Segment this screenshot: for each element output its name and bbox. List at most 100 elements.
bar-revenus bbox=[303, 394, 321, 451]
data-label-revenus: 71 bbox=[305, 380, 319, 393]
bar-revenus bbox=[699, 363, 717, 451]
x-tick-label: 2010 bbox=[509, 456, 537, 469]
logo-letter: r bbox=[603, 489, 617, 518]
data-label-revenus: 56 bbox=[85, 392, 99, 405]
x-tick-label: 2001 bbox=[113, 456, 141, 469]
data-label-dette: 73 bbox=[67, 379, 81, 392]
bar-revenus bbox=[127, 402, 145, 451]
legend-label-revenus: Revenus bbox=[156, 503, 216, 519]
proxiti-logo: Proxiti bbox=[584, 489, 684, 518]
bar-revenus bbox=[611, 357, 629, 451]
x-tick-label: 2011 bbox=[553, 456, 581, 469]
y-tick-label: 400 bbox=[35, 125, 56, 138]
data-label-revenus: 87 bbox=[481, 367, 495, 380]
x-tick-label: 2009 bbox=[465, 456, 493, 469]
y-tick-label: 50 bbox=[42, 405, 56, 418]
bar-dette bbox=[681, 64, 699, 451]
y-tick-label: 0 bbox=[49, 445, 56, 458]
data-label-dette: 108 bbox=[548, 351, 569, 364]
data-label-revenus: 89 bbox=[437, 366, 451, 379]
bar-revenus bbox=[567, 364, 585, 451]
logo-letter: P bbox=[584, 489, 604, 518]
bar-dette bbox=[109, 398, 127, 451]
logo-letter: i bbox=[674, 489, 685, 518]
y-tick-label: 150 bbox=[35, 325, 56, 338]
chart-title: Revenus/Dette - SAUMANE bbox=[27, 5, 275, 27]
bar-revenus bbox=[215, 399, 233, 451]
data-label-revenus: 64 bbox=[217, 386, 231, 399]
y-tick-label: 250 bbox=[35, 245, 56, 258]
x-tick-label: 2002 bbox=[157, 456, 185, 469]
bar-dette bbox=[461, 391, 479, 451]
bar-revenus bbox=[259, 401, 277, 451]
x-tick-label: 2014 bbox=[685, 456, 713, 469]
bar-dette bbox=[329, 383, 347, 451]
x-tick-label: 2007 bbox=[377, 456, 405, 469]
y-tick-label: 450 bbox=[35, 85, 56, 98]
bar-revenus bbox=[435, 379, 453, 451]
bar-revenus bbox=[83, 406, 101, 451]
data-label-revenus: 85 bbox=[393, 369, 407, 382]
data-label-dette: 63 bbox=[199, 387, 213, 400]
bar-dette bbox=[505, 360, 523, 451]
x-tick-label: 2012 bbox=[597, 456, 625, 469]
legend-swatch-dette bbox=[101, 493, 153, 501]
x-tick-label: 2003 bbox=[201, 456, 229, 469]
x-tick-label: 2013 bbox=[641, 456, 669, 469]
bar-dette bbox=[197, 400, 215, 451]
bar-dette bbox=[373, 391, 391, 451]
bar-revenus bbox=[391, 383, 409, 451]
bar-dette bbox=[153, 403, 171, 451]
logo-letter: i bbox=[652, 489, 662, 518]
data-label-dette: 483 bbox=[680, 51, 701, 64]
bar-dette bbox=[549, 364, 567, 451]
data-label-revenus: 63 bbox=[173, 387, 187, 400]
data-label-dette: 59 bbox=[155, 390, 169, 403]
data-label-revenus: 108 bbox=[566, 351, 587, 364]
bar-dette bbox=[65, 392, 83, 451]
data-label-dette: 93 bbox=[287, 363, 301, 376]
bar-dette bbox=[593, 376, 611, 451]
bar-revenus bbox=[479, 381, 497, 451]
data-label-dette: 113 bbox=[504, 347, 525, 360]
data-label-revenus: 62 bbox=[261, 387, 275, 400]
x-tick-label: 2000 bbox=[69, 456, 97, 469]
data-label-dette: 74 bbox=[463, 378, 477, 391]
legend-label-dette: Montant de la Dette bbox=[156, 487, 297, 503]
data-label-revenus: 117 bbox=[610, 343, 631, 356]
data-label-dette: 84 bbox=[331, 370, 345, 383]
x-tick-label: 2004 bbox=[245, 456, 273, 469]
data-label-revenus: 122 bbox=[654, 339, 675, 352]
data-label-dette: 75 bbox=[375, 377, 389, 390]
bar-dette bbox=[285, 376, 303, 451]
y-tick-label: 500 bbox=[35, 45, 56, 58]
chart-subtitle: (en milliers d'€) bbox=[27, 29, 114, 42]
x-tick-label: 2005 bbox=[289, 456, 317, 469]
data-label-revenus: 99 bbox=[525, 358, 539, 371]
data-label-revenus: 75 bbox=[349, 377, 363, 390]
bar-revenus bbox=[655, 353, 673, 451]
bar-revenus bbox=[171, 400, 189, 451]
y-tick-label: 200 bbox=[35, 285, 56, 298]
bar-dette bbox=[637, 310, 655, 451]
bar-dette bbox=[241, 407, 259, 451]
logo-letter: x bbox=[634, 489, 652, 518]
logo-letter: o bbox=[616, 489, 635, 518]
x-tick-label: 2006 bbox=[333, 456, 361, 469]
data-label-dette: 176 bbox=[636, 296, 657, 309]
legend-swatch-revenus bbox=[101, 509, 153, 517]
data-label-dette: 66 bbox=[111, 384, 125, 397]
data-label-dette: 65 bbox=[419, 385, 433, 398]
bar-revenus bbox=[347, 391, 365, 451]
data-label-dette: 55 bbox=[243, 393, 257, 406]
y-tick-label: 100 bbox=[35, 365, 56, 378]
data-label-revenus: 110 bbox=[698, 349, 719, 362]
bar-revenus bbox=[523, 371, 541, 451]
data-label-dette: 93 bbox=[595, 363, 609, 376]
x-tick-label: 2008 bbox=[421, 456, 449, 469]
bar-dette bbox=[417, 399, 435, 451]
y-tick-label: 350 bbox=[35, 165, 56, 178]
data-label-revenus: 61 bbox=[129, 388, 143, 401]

══════

§ Problem to solve: Copy out all of the data above line for line, changing nothing.

§ Output for this exercise:
Segment this screenshot: for each element output its name and bbox. List at most 100 elements.
bar-revenus bbox=[303, 394, 321, 451]
data-label-revenus: 71 bbox=[305, 380, 319, 393]
bar-revenus bbox=[699, 363, 717, 451]
x-tick-label: 2010 bbox=[509, 456, 537, 469]
logo-letter: r bbox=[603, 489, 617, 518]
data-label-revenus: 56 bbox=[85, 392, 99, 405]
x-tick-label: 2001 bbox=[113, 456, 141, 469]
data-label-dette: 73 bbox=[67, 379, 81, 392]
bar-revenus bbox=[127, 402, 145, 451]
legend-label-revenus: Revenus bbox=[156, 503, 216, 519]
proxiti-logo: Proxiti bbox=[584, 489, 684, 518]
bar-revenus bbox=[611, 357, 629, 451]
x-tick-label: 2011 bbox=[553, 456, 581, 469]
y-tick-label: 400 bbox=[35, 125, 56, 138]
data-label-revenus: 87 bbox=[481, 367, 495, 380]
x-tick-label: 2009 bbox=[465, 456, 493, 469]
y-tick-label: 50 bbox=[42, 405, 56, 418]
bar-dette bbox=[681, 64, 699, 451]
y-tick-label: 0 bbox=[49, 445, 56, 458]
data-label-dette: 108 bbox=[548, 351, 569, 364]
data-label-revenus: 89 bbox=[437, 366, 451, 379]
bar-revenus bbox=[567, 364, 585, 451]
logo-letter: P bbox=[584, 489, 604, 518]
bar-dette bbox=[109, 398, 127, 451]
logo-letter: i bbox=[674, 489, 685, 518]
y-tick-label: 150 bbox=[35, 325, 56, 338]
chart-title: Revenus/Dette - SAUMANE bbox=[27, 5, 275, 27]
bar-revenus bbox=[215, 399, 233, 451]
data-label-revenus: 64 bbox=[217, 386, 231, 399]
y-tick-label: 250 bbox=[35, 245, 56, 258]
x-tick-label: 2002 bbox=[157, 456, 185, 469]
bar-dette bbox=[461, 391, 479, 451]
bar-revenus bbox=[259, 401, 277, 451]
x-tick-label: 2014 bbox=[685, 456, 713, 469]
bar-dette bbox=[329, 383, 347, 451]
x-tick-label: 2007 bbox=[377, 456, 405, 469]
y-tick-label: 450 bbox=[35, 85, 56, 98]
bar-revenus bbox=[435, 379, 453, 451]
bar-revenus bbox=[83, 406, 101, 451]
data-label-revenus: 85 bbox=[393, 369, 407, 382]
data-label-dette: 63 bbox=[199, 387, 213, 400]
bar-dette bbox=[505, 360, 523, 451]
x-tick-label: 2012 bbox=[597, 456, 625, 469]
legend-swatch-dette bbox=[101, 493, 153, 501]
x-tick-label: 2003 bbox=[201, 456, 229, 469]
x-tick-label: 2013 bbox=[641, 456, 669, 469]
bar-dette bbox=[197, 400, 215, 451]
bar-dette bbox=[373, 391, 391, 451]
bar-revenus bbox=[391, 383, 409, 451]
bar-dette bbox=[153, 403, 171, 451]
logo-letter: i bbox=[652, 489, 662, 518]
data-label-dette: 483 bbox=[680, 51, 701, 64]
bar-dette bbox=[549, 364, 567, 451]
data-label-revenus: 63 bbox=[173, 387, 187, 400]
data-label-dette: 59 bbox=[155, 390, 169, 403]
data-label-revenus: 108 bbox=[566, 351, 587, 364]
bar-dette bbox=[65, 392, 83, 451]
data-label-dette: 93 bbox=[287, 363, 301, 376]
bar-dette bbox=[593, 376, 611, 451]
bar-revenus bbox=[479, 381, 497, 451]
data-label-dette: 113 bbox=[504, 347, 525, 360]
data-label-revenus: 62 bbox=[261, 387, 275, 400]
x-tick-label: 2000 bbox=[69, 456, 97, 469]
data-label-dette: 74 bbox=[463, 378, 477, 391]
legend-label-dette: Montant de la Dette bbox=[156, 487, 297, 503]
data-label-revenus: 117 bbox=[610, 343, 631, 356]
data-label-dette: 84 bbox=[331, 370, 345, 383]
x-tick-label: 2004 bbox=[245, 456, 273, 469]
data-label-revenus: 122 bbox=[654, 339, 675, 352]
data-label-dette: 75 bbox=[375, 377, 389, 390]
bar-dette bbox=[285, 376, 303, 451]
y-tick-label: 500 bbox=[35, 45, 56, 58]
chart-subtitle: (en milliers d'€) bbox=[27, 29, 114, 42]
x-tick-label: 2005 bbox=[289, 456, 317, 469]
data-label-revenus: 99 bbox=[525, 358, 539, 371]
data-label-revenus: 75 bbox=[349, 377, 363, 390]
bar-revenus bbox=[655, 353, 673, 451]
bar-revenus bbox=[171, 400, 189, 451]
y-tick-label: 200 bbox=[35, 285, 56, 298]
bar-dette bbox=[637, 310, 655, 451]
bar-dette bbox=[241, 407, 259, 451]
logo-letter: x bbox=[634, 489, 652, 518]
logo-letter: o bbox=[616, 489, 635, 518]
x-tick-label: 2006 bbox=[333, 456, 361, 469]
data-label-dette: 176 bbox=[636, 296, 657, 309]
legend-swatch-revenus bbox=[101, 509, 153, 517]
data-label-dette: 66 bbox=[111, 384, 125, 397]
data-label-dette: 65 bbox=[419, 385, 433, 398]
bar-revenus bbox=[347, 391, 365, 451]
data-label-dette: 55 bbox=[243, 393, 257, 406]
y-tick-label: 100 bbox=[35, 365, 56, 378]
data-label-revenus: 110 bbox=[698, 349, 719, 362]
bar-revenus bbox=[523, 371, 541, 451]
data-label-dette: 93 bbox=[595, 363, 609, 376]
x-tick-label: 2008 bbox=[421, 456, 449, 469]
bar-dette bbox=[417, 399, 435, 451]
y-tick-label: 350 bbox=[35, 165, 56, 178]
data-label-revenus: 61 bbox=[129, 388, 143, 401]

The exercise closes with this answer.